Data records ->
--*--

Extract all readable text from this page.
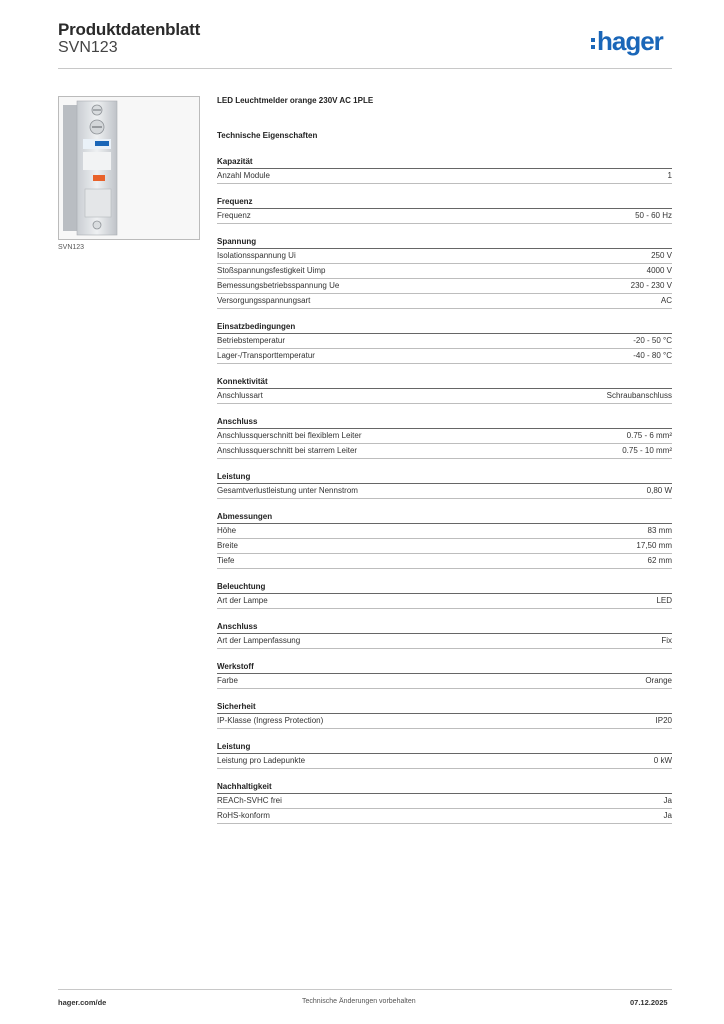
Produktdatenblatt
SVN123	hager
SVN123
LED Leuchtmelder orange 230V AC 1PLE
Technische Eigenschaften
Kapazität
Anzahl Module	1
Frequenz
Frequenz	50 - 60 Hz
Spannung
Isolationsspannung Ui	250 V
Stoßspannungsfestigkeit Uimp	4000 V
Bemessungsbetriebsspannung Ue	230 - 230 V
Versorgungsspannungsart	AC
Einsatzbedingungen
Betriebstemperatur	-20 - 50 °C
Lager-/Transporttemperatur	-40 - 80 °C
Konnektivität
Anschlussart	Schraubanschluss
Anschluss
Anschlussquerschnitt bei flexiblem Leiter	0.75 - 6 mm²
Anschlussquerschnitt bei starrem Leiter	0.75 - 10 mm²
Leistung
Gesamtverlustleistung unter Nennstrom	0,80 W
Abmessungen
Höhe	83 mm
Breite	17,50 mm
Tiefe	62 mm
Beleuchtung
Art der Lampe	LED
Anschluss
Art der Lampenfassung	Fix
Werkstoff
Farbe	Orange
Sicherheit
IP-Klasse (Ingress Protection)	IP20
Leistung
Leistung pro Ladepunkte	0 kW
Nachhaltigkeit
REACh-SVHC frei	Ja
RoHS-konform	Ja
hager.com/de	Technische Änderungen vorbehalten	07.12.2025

--*--

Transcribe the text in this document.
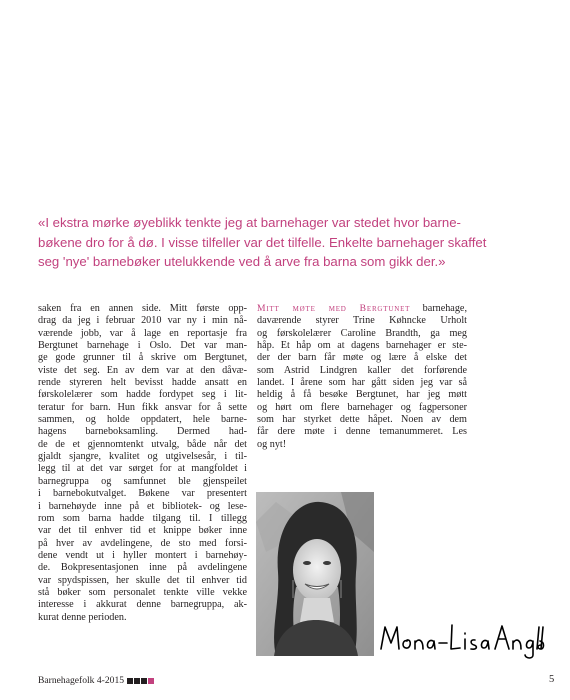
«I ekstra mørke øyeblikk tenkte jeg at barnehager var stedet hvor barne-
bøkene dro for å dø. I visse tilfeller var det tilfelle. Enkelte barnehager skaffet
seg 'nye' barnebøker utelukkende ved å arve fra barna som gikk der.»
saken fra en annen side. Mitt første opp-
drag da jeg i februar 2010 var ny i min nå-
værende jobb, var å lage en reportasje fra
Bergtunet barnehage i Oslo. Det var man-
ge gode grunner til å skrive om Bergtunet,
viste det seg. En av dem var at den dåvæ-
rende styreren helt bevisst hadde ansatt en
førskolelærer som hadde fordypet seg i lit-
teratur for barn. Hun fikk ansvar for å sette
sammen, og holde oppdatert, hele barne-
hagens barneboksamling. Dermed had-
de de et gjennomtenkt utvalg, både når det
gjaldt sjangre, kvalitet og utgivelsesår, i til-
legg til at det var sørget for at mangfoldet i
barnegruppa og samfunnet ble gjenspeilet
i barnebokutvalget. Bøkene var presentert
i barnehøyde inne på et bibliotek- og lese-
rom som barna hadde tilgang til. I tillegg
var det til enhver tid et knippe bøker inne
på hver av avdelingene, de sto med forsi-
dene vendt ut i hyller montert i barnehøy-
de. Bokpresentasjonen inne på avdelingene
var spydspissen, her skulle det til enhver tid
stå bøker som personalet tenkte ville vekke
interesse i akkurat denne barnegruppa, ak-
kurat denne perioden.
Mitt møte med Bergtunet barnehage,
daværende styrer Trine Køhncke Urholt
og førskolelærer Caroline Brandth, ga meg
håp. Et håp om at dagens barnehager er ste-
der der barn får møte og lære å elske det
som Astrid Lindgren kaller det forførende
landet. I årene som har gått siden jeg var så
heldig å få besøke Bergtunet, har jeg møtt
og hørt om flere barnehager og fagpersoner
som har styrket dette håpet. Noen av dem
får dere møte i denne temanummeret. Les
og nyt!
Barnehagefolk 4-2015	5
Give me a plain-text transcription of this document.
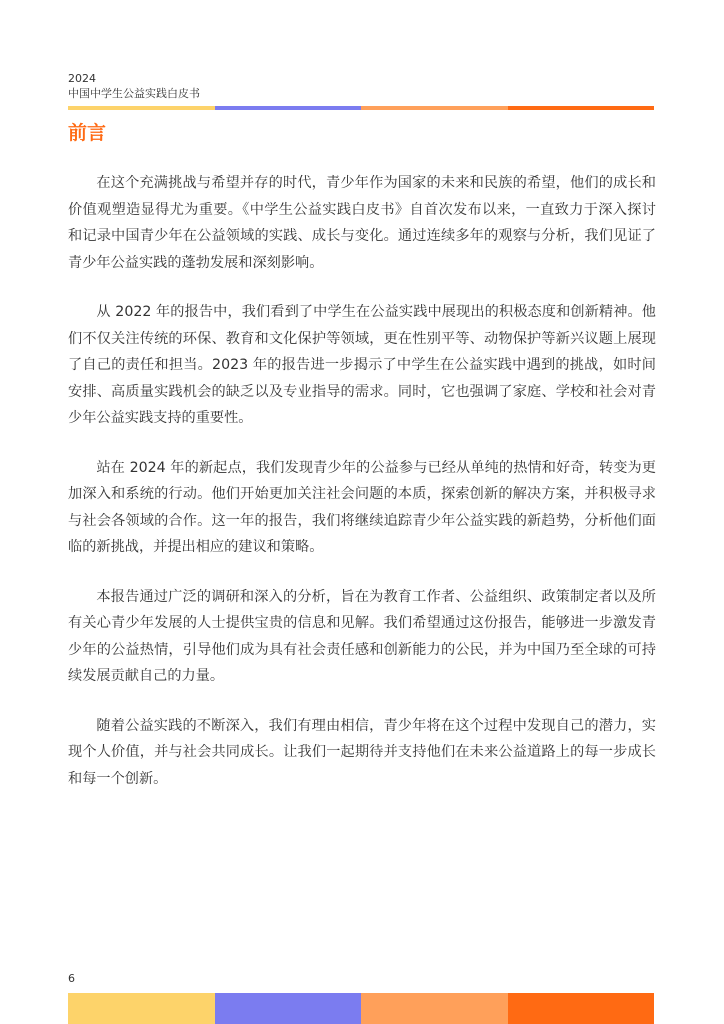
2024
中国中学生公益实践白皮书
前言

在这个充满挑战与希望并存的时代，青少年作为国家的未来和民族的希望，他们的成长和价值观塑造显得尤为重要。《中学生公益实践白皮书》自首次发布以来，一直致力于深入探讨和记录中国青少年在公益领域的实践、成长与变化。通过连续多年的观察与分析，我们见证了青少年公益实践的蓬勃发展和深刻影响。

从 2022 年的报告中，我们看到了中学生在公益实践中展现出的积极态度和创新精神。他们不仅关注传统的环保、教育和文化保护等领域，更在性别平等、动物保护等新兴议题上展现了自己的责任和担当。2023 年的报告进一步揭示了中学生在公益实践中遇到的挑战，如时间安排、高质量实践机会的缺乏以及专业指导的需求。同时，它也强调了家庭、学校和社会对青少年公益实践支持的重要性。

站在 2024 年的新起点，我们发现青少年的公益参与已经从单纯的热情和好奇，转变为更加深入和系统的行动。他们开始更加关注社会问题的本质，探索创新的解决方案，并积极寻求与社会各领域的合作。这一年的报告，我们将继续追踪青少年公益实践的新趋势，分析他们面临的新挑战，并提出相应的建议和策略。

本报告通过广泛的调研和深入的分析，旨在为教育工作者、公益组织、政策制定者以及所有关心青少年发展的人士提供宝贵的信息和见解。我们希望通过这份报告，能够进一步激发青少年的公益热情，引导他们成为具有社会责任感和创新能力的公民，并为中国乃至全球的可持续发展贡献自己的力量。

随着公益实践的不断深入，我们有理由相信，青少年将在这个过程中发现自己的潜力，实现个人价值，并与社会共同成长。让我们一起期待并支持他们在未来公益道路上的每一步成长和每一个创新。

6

--*--

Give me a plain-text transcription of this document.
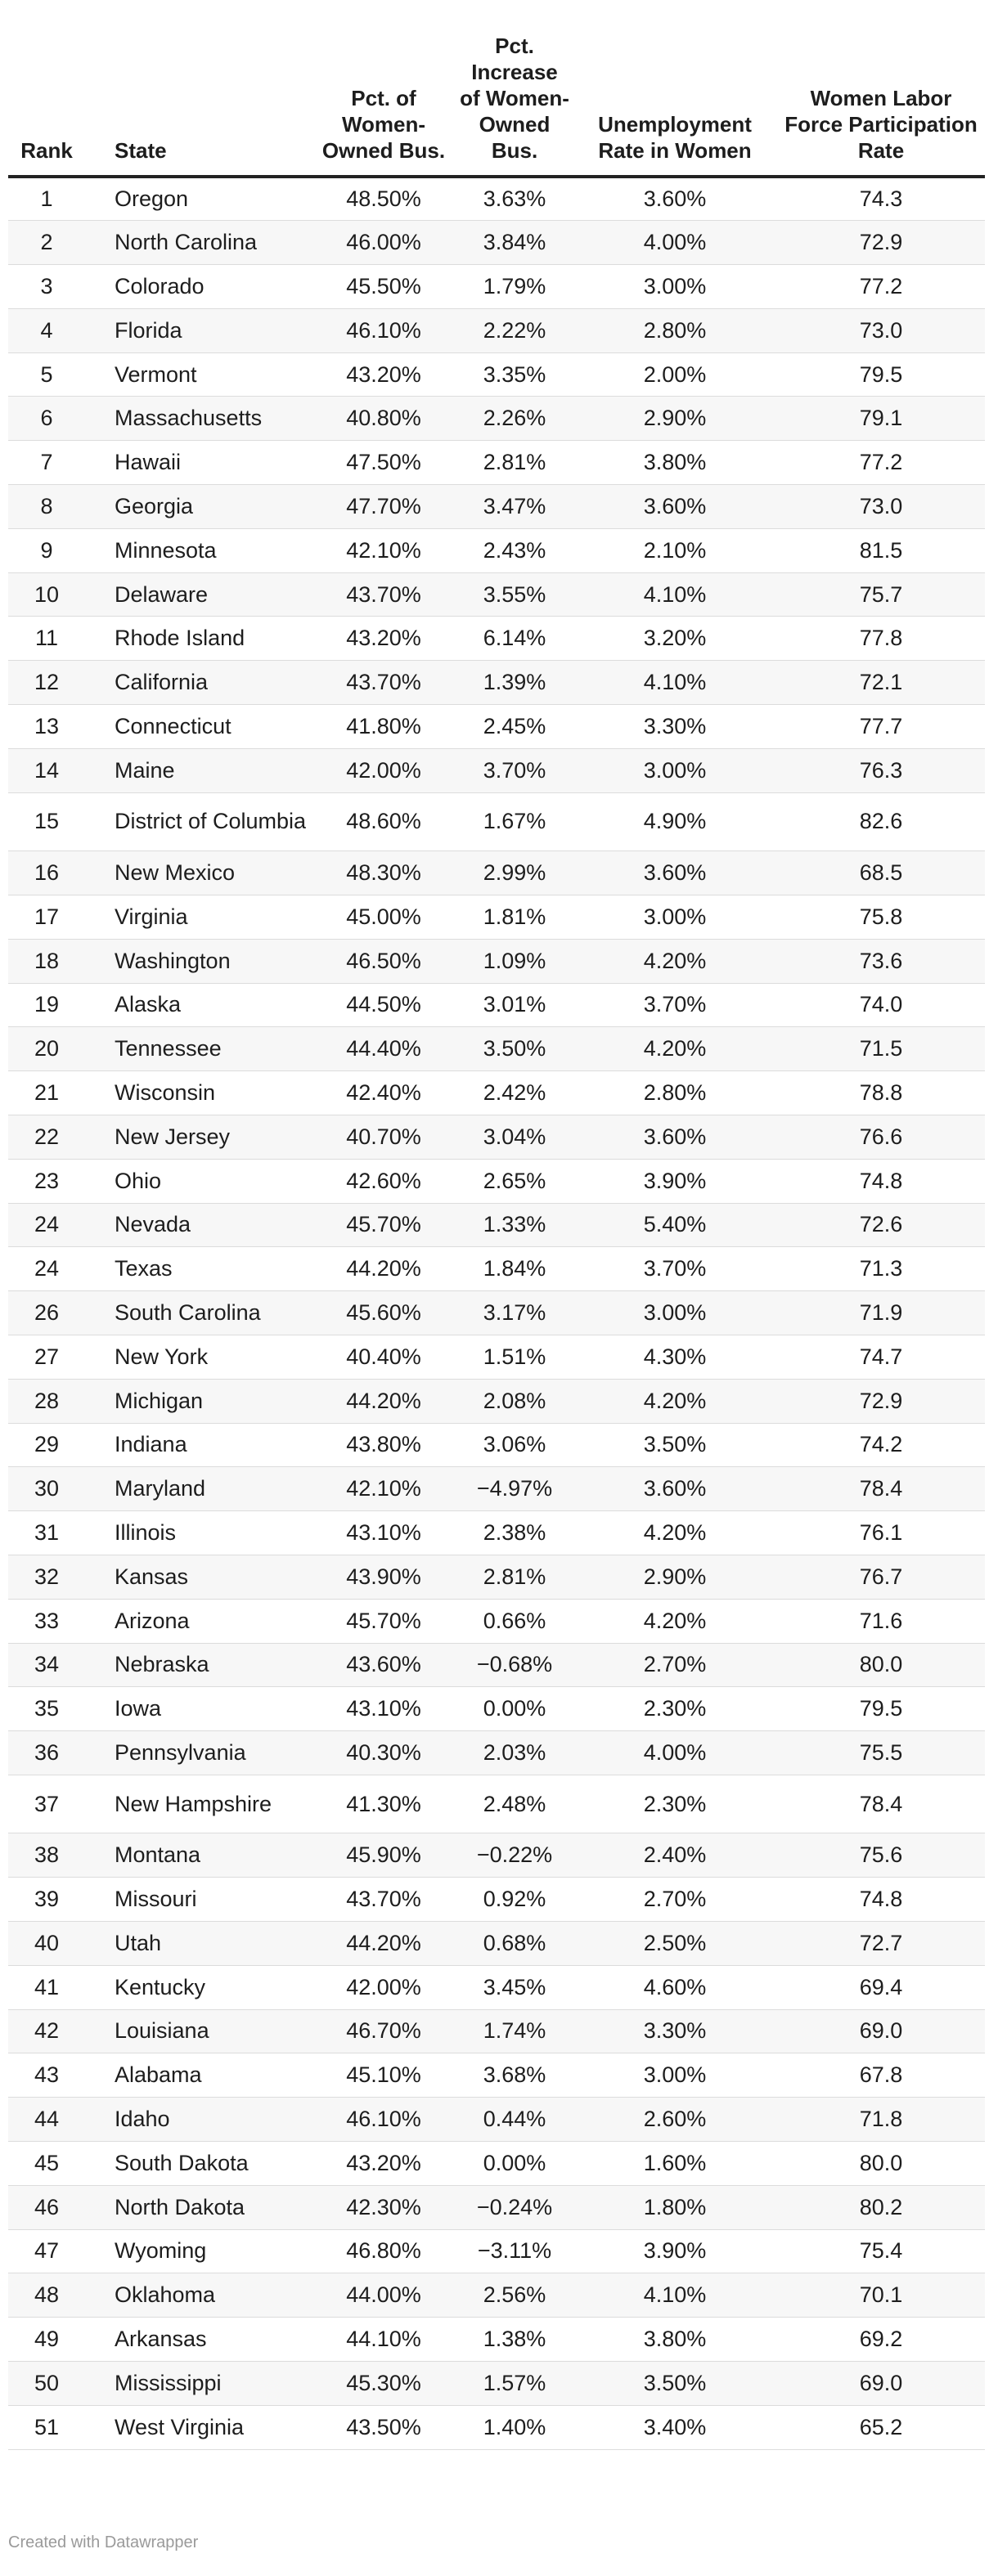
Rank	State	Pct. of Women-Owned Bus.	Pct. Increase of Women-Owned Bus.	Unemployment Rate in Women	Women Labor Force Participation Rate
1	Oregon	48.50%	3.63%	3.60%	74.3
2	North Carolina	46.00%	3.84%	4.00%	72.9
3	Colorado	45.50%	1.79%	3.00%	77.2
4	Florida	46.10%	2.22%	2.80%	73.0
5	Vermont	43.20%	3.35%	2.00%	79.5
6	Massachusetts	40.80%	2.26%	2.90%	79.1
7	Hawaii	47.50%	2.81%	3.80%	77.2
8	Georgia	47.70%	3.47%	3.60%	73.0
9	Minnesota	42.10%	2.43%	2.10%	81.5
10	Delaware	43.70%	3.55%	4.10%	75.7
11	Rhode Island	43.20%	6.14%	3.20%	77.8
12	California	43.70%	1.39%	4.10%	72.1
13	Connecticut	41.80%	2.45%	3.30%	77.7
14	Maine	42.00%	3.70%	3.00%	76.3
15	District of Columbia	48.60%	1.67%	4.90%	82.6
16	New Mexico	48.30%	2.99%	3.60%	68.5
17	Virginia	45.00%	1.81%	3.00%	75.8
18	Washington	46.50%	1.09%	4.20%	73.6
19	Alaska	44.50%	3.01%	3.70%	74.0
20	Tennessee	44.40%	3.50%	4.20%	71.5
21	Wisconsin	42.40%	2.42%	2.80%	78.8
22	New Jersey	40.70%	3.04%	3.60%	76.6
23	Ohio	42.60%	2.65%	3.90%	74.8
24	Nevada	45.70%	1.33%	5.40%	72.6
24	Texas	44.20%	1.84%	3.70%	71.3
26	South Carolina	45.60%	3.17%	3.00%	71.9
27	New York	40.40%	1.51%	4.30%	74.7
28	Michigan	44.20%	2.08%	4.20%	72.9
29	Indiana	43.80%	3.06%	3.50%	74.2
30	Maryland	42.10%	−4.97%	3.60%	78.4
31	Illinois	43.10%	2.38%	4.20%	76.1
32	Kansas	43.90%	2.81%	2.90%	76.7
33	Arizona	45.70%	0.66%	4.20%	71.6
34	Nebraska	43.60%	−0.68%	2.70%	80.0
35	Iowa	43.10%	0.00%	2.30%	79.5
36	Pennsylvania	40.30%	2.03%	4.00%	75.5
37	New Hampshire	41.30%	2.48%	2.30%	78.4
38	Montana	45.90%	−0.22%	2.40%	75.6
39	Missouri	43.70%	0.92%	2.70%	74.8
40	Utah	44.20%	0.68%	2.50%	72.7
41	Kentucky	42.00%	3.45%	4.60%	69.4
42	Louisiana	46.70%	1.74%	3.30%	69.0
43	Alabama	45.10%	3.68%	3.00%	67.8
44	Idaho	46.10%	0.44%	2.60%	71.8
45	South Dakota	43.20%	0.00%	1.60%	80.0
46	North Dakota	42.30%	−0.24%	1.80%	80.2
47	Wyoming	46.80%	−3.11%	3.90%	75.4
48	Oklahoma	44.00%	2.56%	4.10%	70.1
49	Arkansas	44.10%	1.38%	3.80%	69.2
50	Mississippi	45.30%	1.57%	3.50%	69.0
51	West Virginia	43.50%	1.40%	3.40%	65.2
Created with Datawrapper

--*--

Scan the material line by line and report each one that contains "text".

Extract all readable text from this page.
Transcribe the text in this document.
Give me a plain-text transcription of this document.
Give me a plain-text transcription of this document.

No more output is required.